▸ **The problem**: Count each line in which the word "凹凸世界" appears. Reply with the total and nothing more.

=-=-=

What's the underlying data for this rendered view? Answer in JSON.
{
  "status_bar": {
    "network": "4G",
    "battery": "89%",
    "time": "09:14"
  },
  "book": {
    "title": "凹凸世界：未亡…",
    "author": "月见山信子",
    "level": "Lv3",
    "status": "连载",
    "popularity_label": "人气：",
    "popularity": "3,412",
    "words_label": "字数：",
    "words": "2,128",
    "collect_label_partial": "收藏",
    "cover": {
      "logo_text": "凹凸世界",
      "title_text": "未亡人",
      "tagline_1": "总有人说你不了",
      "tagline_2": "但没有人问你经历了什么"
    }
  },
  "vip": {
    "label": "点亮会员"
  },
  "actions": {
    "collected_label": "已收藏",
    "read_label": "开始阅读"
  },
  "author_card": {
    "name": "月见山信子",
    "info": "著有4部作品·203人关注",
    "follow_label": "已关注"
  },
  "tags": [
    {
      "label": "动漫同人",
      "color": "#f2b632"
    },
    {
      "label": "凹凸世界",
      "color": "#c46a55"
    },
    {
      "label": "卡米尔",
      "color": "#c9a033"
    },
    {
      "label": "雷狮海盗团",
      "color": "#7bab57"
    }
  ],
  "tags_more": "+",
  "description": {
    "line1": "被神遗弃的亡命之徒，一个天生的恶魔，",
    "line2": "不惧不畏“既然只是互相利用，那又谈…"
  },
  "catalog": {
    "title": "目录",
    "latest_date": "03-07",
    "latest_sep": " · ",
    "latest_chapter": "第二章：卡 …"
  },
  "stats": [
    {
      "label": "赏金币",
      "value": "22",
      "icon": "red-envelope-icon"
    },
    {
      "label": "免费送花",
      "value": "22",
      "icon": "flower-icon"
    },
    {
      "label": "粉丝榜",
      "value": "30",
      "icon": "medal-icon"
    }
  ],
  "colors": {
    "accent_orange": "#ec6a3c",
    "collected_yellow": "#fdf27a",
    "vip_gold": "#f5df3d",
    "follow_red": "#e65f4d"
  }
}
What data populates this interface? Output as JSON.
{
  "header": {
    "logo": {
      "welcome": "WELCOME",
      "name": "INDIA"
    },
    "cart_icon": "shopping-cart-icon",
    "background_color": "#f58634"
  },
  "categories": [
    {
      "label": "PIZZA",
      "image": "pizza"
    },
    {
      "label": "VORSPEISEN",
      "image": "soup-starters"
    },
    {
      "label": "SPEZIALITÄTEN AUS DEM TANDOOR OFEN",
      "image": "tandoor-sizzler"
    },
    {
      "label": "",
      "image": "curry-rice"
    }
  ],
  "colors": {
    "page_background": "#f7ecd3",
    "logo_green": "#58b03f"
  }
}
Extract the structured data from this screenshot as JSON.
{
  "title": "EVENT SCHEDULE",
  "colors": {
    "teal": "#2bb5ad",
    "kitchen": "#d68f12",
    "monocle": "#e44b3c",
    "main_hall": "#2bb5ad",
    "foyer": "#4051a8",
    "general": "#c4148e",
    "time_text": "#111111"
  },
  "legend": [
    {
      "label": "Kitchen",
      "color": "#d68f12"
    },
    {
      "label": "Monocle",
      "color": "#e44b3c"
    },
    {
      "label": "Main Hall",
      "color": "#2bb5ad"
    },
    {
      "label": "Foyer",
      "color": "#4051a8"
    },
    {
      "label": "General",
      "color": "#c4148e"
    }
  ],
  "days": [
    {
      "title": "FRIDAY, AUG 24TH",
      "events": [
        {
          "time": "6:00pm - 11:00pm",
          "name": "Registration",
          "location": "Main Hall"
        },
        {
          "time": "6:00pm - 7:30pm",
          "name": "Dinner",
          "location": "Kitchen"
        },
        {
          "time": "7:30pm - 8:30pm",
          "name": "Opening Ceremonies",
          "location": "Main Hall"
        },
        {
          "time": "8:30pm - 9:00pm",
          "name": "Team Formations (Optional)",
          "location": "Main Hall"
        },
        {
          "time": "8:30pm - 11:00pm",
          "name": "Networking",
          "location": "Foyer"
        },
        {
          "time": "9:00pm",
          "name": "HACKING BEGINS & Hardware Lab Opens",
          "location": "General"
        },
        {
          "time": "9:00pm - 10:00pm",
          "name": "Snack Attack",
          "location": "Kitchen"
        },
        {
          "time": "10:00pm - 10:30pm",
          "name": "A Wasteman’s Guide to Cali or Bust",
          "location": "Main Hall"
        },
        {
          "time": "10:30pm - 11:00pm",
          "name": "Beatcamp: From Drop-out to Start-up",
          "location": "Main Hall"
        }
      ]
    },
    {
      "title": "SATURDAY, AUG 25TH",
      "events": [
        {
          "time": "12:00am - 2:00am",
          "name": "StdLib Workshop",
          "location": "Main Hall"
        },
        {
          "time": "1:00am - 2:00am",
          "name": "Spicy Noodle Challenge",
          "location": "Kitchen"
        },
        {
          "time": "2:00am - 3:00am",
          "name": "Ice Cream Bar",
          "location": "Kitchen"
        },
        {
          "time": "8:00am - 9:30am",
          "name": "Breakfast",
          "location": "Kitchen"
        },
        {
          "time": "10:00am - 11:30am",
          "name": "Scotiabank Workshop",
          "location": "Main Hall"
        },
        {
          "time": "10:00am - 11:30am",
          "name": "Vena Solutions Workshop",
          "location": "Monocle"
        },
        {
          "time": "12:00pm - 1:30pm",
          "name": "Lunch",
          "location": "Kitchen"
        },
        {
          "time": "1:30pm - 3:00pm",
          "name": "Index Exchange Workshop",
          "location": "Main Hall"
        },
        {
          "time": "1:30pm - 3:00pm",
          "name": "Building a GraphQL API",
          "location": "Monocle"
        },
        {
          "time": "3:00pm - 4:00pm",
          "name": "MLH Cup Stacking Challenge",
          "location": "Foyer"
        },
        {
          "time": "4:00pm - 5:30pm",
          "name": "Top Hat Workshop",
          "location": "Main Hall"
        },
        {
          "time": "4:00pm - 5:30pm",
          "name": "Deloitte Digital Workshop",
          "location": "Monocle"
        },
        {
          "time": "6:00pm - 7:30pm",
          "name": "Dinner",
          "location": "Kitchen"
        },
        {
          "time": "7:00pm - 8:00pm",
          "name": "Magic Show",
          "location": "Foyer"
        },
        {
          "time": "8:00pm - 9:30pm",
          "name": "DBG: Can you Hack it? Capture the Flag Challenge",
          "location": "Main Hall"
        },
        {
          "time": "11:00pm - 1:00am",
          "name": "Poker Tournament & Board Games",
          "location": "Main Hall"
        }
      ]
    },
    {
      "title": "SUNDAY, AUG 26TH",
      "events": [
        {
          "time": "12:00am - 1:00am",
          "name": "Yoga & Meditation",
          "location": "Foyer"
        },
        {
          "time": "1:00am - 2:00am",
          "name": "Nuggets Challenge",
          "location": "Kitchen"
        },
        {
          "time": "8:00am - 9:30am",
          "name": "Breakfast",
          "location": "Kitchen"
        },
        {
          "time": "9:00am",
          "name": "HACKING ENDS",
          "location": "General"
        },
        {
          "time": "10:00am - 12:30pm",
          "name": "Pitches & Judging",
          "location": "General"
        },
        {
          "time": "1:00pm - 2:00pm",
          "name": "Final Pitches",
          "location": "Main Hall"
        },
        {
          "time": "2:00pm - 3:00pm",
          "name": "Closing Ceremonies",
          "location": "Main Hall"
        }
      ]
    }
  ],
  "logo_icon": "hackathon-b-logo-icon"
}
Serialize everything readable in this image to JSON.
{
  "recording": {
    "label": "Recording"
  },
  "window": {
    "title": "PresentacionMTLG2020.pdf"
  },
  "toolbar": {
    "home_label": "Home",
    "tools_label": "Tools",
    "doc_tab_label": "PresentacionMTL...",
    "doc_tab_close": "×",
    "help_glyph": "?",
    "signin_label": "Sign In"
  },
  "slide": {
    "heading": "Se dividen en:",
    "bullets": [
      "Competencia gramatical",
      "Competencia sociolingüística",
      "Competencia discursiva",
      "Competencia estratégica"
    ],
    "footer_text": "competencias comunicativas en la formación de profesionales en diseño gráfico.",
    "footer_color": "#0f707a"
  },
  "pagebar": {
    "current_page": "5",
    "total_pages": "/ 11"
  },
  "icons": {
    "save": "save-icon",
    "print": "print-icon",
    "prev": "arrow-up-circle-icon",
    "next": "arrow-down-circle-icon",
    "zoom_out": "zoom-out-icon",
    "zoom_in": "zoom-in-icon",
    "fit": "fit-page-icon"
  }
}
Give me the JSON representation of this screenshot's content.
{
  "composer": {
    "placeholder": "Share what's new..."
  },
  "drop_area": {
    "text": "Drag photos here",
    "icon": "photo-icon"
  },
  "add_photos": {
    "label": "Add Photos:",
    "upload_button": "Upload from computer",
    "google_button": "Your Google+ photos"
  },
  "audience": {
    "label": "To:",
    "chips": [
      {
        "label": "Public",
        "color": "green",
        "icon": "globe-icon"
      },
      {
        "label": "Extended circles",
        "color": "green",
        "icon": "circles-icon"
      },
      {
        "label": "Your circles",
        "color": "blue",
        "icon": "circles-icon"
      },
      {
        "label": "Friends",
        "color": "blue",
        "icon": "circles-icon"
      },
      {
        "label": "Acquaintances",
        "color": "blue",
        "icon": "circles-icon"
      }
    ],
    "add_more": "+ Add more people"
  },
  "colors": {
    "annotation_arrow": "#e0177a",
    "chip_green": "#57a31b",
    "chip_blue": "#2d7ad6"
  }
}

=-=-=

▸ **Exercise solution**: 3